** START RECORDS FOR THIS EXERCISE **
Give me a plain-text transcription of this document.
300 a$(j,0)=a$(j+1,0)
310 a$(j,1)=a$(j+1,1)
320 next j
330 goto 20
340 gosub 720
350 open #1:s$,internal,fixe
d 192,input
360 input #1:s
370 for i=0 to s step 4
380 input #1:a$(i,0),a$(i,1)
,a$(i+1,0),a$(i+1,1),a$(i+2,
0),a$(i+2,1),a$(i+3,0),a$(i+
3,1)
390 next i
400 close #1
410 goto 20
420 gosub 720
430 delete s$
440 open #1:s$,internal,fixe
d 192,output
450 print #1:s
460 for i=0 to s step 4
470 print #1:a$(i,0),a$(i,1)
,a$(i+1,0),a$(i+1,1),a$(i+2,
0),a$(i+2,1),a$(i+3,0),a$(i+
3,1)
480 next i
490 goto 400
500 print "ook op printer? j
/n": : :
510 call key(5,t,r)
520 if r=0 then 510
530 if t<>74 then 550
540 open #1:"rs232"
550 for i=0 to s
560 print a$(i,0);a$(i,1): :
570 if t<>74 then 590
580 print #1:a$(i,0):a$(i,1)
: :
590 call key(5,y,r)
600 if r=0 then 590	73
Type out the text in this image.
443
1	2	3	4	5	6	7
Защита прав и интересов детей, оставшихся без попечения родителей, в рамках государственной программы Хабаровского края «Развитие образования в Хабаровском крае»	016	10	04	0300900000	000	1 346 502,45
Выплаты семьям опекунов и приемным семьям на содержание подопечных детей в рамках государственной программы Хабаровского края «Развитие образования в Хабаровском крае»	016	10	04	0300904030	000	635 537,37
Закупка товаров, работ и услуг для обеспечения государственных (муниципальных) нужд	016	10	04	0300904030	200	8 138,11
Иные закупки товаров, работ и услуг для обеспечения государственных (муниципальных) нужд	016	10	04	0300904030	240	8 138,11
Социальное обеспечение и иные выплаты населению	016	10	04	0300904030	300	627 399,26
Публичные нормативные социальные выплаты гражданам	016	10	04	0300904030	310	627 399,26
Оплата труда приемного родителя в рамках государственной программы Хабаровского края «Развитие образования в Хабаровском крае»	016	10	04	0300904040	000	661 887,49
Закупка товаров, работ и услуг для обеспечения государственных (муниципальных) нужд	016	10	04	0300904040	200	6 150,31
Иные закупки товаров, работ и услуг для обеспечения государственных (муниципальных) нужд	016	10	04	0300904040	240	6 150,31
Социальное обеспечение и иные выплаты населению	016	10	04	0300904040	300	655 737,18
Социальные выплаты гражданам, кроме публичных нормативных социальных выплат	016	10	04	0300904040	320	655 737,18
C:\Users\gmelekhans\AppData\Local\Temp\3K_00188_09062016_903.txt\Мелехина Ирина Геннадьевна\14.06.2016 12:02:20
** END RECORDS FOR THIS EXERCISE **
● WHAT THE TASK ASKS: State only the number of lines in these entries that contain "населению".

● THE ANSWER: 2